### PROBLEM STATEMENT
Copy the data that follows exactly. Include no pictures.
═══ DATA FOR THE TASK
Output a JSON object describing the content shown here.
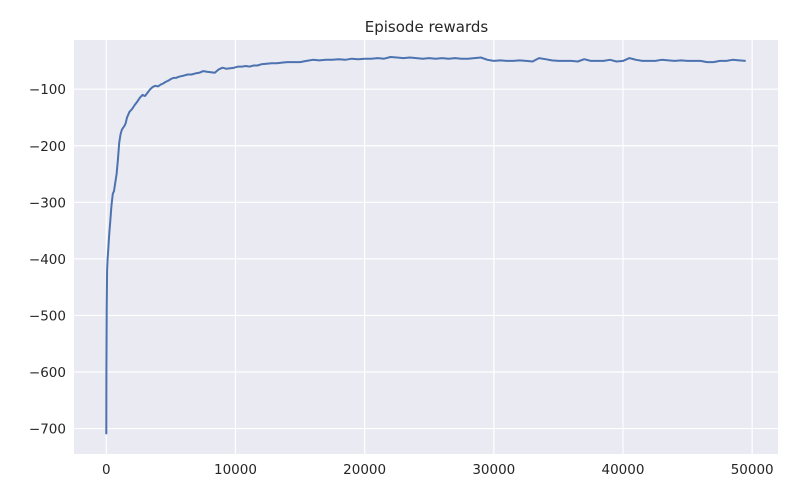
{
  "chart_data": {
    "type": "line",
    "title": "Episode rewards",
    "xlabel": "",
    "ylabel": "",
    "xlim": [
      -2500,
      52000
    ],
    "ylim": [
      -745,
      -13
    ],
    "xticks": [
      0,
      10000,
      20000,
      30000,
      40000,
      50000
    ],
    "xtick_labels": [
      "0",
      "10000",
      "20000",
      "30000",
      "40000",
      "50000"
    ],
    "yticks": [
      -700,
      -600,
      -500,
      -400,
      -300,
      -200,
      -100
    ],
    "ytick_labels": [
      "−700",
      "−600",
      "−500",
      "−400",
      "−300",
      "−200",
      "−100"
    ],
    "grid": true,
    "legend": false,
    "colors": {
      "background": "#eaeaf2",
      "grid": "#ffffff",
      "line": "#4c72b0"
    },
    "series": [
      {
        "x": [
          0,
          10,
          30,
          60,
          100,
          150,
          200,
          250,
          300,
          400,
          500,
          600,
          700,
          800,
          900,
          1000,
          1100,
          1200,
          1300,
          1400,
          1500,
          1600,
          1800,
          2000,
          2200,
          2400,
          2600,
          2800,
          3000,
          3200,
          3400,
          3600,
          3800,
          4000,
          4200,
          4400,
          4600,
          4800,
          5000,
          5200,
          5400,
          5600,
          5800,
          6000,
          6300,
          6600,
          6900,
          7200,
          7500,
          7800,
          8100,
          8400,
          8700,
          9000,
          9300,
          9600,
          9900,
          10200,
          10500,
          10800,
          11100,
          11400,
          11700,
          12000,
          12400,
          12800,
          13200,
          13600,
          14000,
          14500,
          15000,
          15500,
          16000,
          16500,
          17000,
          17500,
          18000,
          18500,
          19000,
          19500,
          20000,
          20500,
          21000,
          21500,
          22000,
          22500,
          23000,
          23500,
          24000,
          24500,
          25000,
          25500,
          26000,
          26500,
          27000,
          27500,
          28000,
          28500,
          29000,
          29500,
          30000,
          30500,
          31000,
          31500,
          32000,
          32500,
          33000,
          33500,
          34000,
          34500,
          35000,
          35500,
          36000,
          36500,
          37000,
          37500,
          38000,
          38500,
          39000,
          39500,
          40000,
          40500,
          41000,
          41500,
          42000,
          42500,
          43000,
          43500,
          44000,
          44500,
          45000,
          45500,
          46000,
          46500,
          47000,
          47500,
          48000,
          48500,
          49000,
          49500
        ],
        "values": [
          -710,
          -600,
          -490,
          -420,
          -400,
          -385,
          -365,
          -350,
          -335,
          -305,
          -285,
          -280,
          -265,
          -250,
          -225,
          -195,
          -180,
          -172,
          -168,
          -165,
          -160,
          -150,
          -140,
          -135,
          -128,
          -122,
          -115,
          -110,
          -112,
          -106,
          -100,
          -96,
          -94,
          -95,
          -92,
          -90,
          -87,
          -85,
          -82,
          -80,
          -80,
          -78,
          -77,
          -76,
          -74,
          -74,
          -72,
          -71,
          -68,
          -69,
          -70,
          -71,
          -65,
          -62,
          -64,
          -63,
          -62,
          -60,
          -60,
          -59,
          -60,
          -58,
          -58,
          -56,
          -55,
          -54,
          -54,
          -53,
          -52,
          -52,
          -52,
          -50,
          -48,
          -49,
          -48,
          -48,
          -47,
          -48,
          -46,
          -47,
          -46,
          -46,
          -45,
          -46,
          -43,
          -44,
          -45,
          -44,
          -45,
          -46,
          -45,
          -46,
          -45,
          -46,
          -45,
          -46,
          -46,
          -45,
          -44,
          -48,
          -50,
          -49,
          -50,
          -50,
          -49,
          -50,
          -51,
          -45,
          -47,
          -49,
          -50,
          -50,
          -50,
          -51,
          -47,
          -50,
          -50,
          -50,
          -48,
          -51,
          -50,
          -45,
          -48,
          -50,
          -50,
          -50,
          -48,
          -49,
          -50,
          -49,
          -50,
          -50,
          -50,
          -52,
          -52,
          -50,
          -50,
          -48,
          -49,
          -50
        ]
      }
    ]
  }
}
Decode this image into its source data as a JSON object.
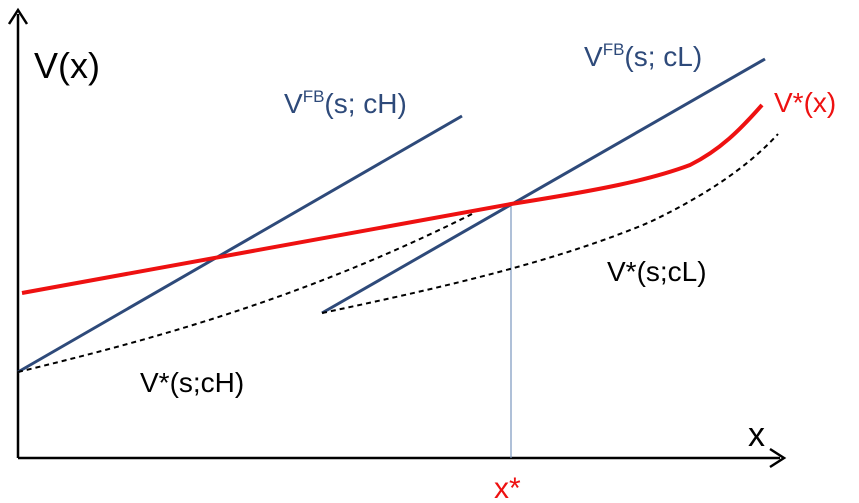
{
  "labels": {
    "y_axis": "V(x)",
    "x_axis": "x",
    "x_star": "x*",
    "vfb_ch_base": "V",
    "vfb_ch_sup": "FB",
    "vfb_ch_args": "(s; cH)",
    "vfb_cl_base": "V",
    "vfb_cl_sup": "FB",
    "vfb_cl_args": "(s; cL)",
    "vstar_x": "V*(x)",
    "vstar_cl": "V*(s;cL)",
    "vstar_ch": "V*(s;cH)"
  },
  "colors": {
    "axis": "#000000",
    "fb_line": "#2e4a7a",
    "vstar_curve": "#ee1111",
    "dashed": "#000000",
    "guide_line": "#7a97bf"
  }
}
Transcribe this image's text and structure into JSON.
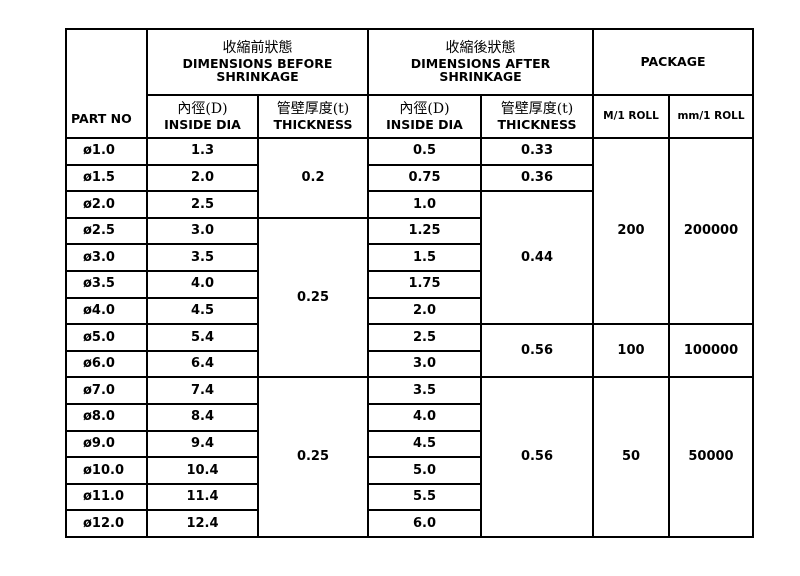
{
  "headers": {
    "part_no": "PART NO",
    "before": {
      "zh": "收縮前狀態",
      "en": "DIMENSIONS BEFORE SHRINKAGE"
    },
    "after": {
      "zh": "收縮後狀態",
      "en": "DIMENSIONS AFTER SHRINKAGE"
    },
    "package": "PACKAGE",
    "inside_dia": {
      "zh": "內徑(D)",
      "en": "INSIDE DIA"
    },
    "thickness": {
      "zh": "管壁厚度(t)",
      "en": "THICKNESS"
    },
    "m_roll": "M/1 ROLL",
    "mm_roll": "mm/1 ROLL"
  },
  "rows": [
    {
      "part": "ø1.0",
      "id_before": "1.3",
      "id_after": "0.5"
    },
    {
      "part": "ø1.5",
      "id_before": "2.0",
      "id_after": "0.75"
    },
    {
      "part": "ø2.0",
      "id_before": "2.5",
      "id_after": "1.0"
    },
    {
      "part": "ø2.5",
      "id_before": "3.0",
      "id_after": "1.25"
    },
    {
      "part": "ø3.0",
      "id_before": "3.5",
      "id_after": "1.5"
    },
    {
      "part": "ø3.5",
      "id_before": "4.0",
      "id_after": "1.75"
    },
    {
      "part": "ø4.0",
      "id_before": "4.5",
      "id_after": "2.0"
    },
    {
      "part": "ø5.0",
      "id_before": "5.4",
      "id_after": "2.5"
    },
    {
      "part": "ø6.0",
      "id_before": "6.4",
      "id_after": "3.0"
    },
    {
      "part": "ø7.0",
      "id_before": "7.4",
      "id_after": "3.5"
    },
    {
      "part": "ø8.0",
      "id_before": "8.4",
      "id_after": "4.0"
    },
    {
      "part": "ø9.0",
      "id_before": "9.4",
      "id_after": "4.5"
    },
    {
      "part": "ø10.0",
      "id_before": "10.4",
      "id_after": "5.0"
    },
    {
      "part": "ø11.0",
      "id_before": "11.4",
      "id_after": "5.5"
    },
    {
      "part": "ø12.0",
      "id_before": "12.4",
      "id_after": "6.0"
    }
  ],
  "thickness_before": [
    {
      "value": "0.2",
      "start": 0,
      "span": 3
    },
    {
      "value": "0.25",
      "start": 3,
      "span": 6
    },
    {
      "value": "0.25",
      "start": 9,
      "span": 6
    }
  ],
  "thickness_after": [
    {
      "value": "0.33",
      "start": 0,
      "span": 1
    },
    {
      "value": "0.36",
      "start": 1,
      "span": 1
    },
    {
      "value": "0.44",
      "start": 2,
      "span": 5
    },
    {
      "value": "0.56",
      "start": 7,
      "span": 2
    },
    {
      "value": "0.56",
      "start": 9,
      "span": 6
    }
  ],
  "package": [
    {
      "m_roll": "200",
      "mm_roll": "200000",
      "start": 0,
      "span": 7
    },
    {
      "m_roll": "100",
      "mm_roll": "100000",
      "start": 7,
      "span": 2
    },
    {
      "m_roll": "50",
      "mm_roll": "50000",
      "start": 9,
      "span": 6
    }
  ]
}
══════
### RESPONSE FOR THIS EXERCISE
Output a JSON object describing the content shown here.
{
  "chart_data": {
    "type": "line",
    "title": "Episode rewards",
    "xlabel": "",
    "ylabel": "",
    "xlim": [
      -2500,
      52000
    ],
    "ylim": [
      -745,
      -13
    ],
    "xticks": [
      0,
      10000,
      20000,
      30000,
      40000,
      50000
    ],
    "xtick_labels": [
      "0",
      "10000",
      "20000",
      "30000",
      "40000",
      "50000"
    ],
    "yticks": [
      -700,
      -600,
      -500,
      -400,
      -300,
      -200,
      -100
    ],
    "ytick_labels": [
      "−700",
      "−600",
      "−500",
      "−400",
      "−300",
      "−200",
      "−100"
    ],
    "grid": true,
    "legend": false,
    "colors": {
      "background": "#eaeaf2",
      "grid": "#ffffff",
      "line": "#4c72b0"
    },
    "series": [
      {
        "x": [
          0,
          10,
          30,
          60,
          100,
          150,
          200,
          250,
          300,
          400,
          500,
          600,
          700,
          800,
          900,
          1000,
          1100,
          1200,
          1300,
          1400,
          1500,
          1600,
          1800,
          2000,
          2200,
          2400,
          2600,
          2800,
          3000,
          3200,
          3400,
          3600,
          3800,
          4000,
          4200,
          4400,
          4600,
          4800,
          5000,
          5200,
          5400,
          5600,
          5800,
          6000,
          6300,
          6600,
          6900,
          7200,
          7500,
          7800,
          8100,
          8400,
          8700,
          9000,
          9300,
          9600,
          9900,
          10200,
          10500,
          10800,
          11100,
          11400,
          11700,
          12000,
          12400,
          12800,
          13200,
          13600,
          14000,
          14500,
          15000,
          15500,
          16000,
          16500,
          17000,
          17500,
          18000,
          18500,
          19000,
          19500,
          20000,
          20500,
          21000,
          21500,
          22000,
          22500,
          23000,
          23500,
          24000,
          24500,
          25000,
          25500,
          26000,
          26500,
          27000,
          27500,
          28000,
          28500,
          29000,
          29500,
          30000,
          30500,
          31000,
          31500,
          32000,
          32500,
          33000,
          33500,
          34000,
          34500,
          35000,
          35500,
          36000,
          36500,
          37000,
          37500,
          38000,
          38500,
          39000,
          39500,
          40000,
          40500,
          41000,
          41500,
          42000,
          42500,
          43000,
          43500,
          44000,
          44500,
          45000,
          45500,
          46000,
          46500,
          47000,
          47500,
          48000,
          48500,
          49000,
          49500
        ],
        "values": [
          -710,
          -600,
          -490,
          -420,
          -400,
          -385,
          -365,
          -350,
          -335,
          -305,
          -285,
          -280,
          -265,
          -250,
          -225,
          -195,
          -180,
          -172,
          -168,
          -165,
          -160,
          -150,
          -140,
          -135,
          -128,
          -122,
          -115,
          -110,
          -112,
          -106,
          -100,
          -96,
          -94,
          -95,
          -92,
          -90,
          -87,
          -85,
          -82,
          -80,
          -80,
          -78,
          -77,
          -76,
          -74,
          -74,
          -72,
          -71,
          -68,
          -69,
          -70,
          -71,
          -65,
          -62,
          -64,
          -63,
          -62,
          -60,
          -60,
          -59,
          -60,
          -58,
          -58,
          -56,
          -55,
          -54,
          -54,
          -53,
          -52,
          -52,
          -52,
          -50,
          -48,
          -49,
          -48,
          -48,
          -47,
          -48,
          -46,
          -47,
          -46,
          -46,
          -45,
          -46,
          -43,
          -44,
          -45,
          -44,
          -45,
          -46,
          -45,
          -46,
          -45,
          -46,
          -45,
          -46,
          -46,
          -45,
          -44,
          -48,
          -50,
          -49,
          -50,
          -50,
          -49,
          -50,
          -51,
          -45,
          -47,
          -49,
          -50,
          -50,
          -50,
          -51,
          -47,
          -50,
          -50,
          -50,
          -48,
          -51,
          -50,
          -45,
          -48,
          -50,
          -50,
          -50,
          -48,
          -49,
          -50,
          -49,
          -50,
          -50,
          -50,
          -52,
          -52,
          -50,
          -50,
          -48,
          -49,
          -50
        ]
      }
    ]
  }
}
Decode this image into its source data as a JSON object.
{
  "labels": {
    "y_axis": "V(x)",
    "x_axis": "x",
    "x_star": "x*",
    "vfb_ch_base": "V",
    "vfb_ch_sup": "FB",
    "vfb_ch_args": "(s; cH)",
    "vfb_cl_base": "V",
    "vfb_cl_sup": "FB",
    "vfb_cl_args": "(s; cL)",
    "vstar_x": "V*(x)",
    "vstar_cl": "V*(s;cL)",
    "vstar_ch": "V*(s;cH)"
  },
  "colors": {
    "axis": "#000000",
    "fb_line": "#2e4a7a",
    "vstar_curve": "#ee1111",
    "dashed": "#000000",
    "guide_line": "#7a97bf"
  }
}
Transcribe this image's text and structure into JSON.
{
  "headers": {
    "part_no": "PART NO",
    "before": {
      "zh": "收縮前狀態",
      "en": "DIMENSIONS BEFORE SHRINKAGE"
    },
    "after": {
      "zh": "收縮後狀態",
      "en": "DIMENSIONS AFTER SHRINKAGE"
    },
    "package": "PACKAGE",
    "inside_dia": {
      "zh": "內徑(D)",
      "en": "INSIDE DIA"
    },
    "thickness": {
      "zh": "管壁厚度(t)",
      "en": "THICKNESS"
    },
    "m_roll": "M/1 ROLL",
    "mm_roll": "mm/1 ROLL"
  },
  "rows": [
    {
      "part": "ø1.0",
      "id_before": "1.3",
      "id_after": "0.5"
    },
    {
      "part": "ø1.5",
      "id_before": "2.0",
      "id_after": "0.75"
    },
    {
      "part": "ø2.0",
      "id_before": "2.5",
      "id_after": "1.0"
    },
    {
      "part": "ø2.5",
      "id_before": "3.0",
      "id_after": "1.25"
    },
    {
      "part": "ø3.0",
      "id_before": "3.5",
      "id_after": "1.5"
    },
    {
      "part": "ø3.5",
      "id_before": "4.0",
      "id_after": "1.75"
    },
    {
      "part": "ø4.0",
      "id_before": "4.5",
      "id_after": "2.0"
    },
    {
      "part": "ø5.0",
      "id_before": "5.4",
      "id_after": "2.5"
    },
    {
      "part": "ø6.0",
      "id_before": "6.4",
      "id_after": "3.0"
    },
    {
      "part": "ø7.0",
      "id_before": "7.4",
      "id_after": "3.5"
    },
    {
      "part": "ø8.0",
      "id_before": "8.4",
      "id_after": "4.0"
    },
    {
      "part": "ø9.0",
      "id_before": "9.4",
      "id_after": "4.5"
    },
    {
      "part": "ø10.0",
      "id_before": "10.4",
      "id_after": "5.0"
    },
    {
      "part": "ø11.0",
      "id_before": "11.4",
      "id_after": "5.5"
    },
    {
      "part": "ø12.0",
      "id_before": "12.4",
      "id_after": "6.0"
    }
  ],
  "thickness_before": [
    {
      "value": "0.2",
      "start": 0,
      "span": 3
    },
    {
      "value": "0.25",
      "start": 3,
      "span": 6
    },
    {
      "value": "0.25",
      "start": 9,
      "span": 6
    }
  ],
  "thickness_after": [
    {
      "value": "0.33",
      "start": 0,
      "span": 1
    },
    {
      "value": "0.36",
      "start": 1,
      "span": 1
    },
    {
      "value": "0.44",
      "start": 2,
      "span": 5
    },
    {
      "value": "0.56",
      "start": 7,
      "span": 2
    },
    {
      "value": "0.56",
      "start": 9,
      "span": 6
    }
  ],
  "package": [
    {
      "m_roll": "200",
      "mm_roll": "200000",
      "start": 0,
      "span": 7
    },
    {
      "m_roll": "100",
      "mm_roll": "100000",
      "start": 7,
      "span": 2
    },
    {
      "m_roll": "50",
      "mm_roll": "50000",
      "start": 9,
      "span": 6
    }
  ]
}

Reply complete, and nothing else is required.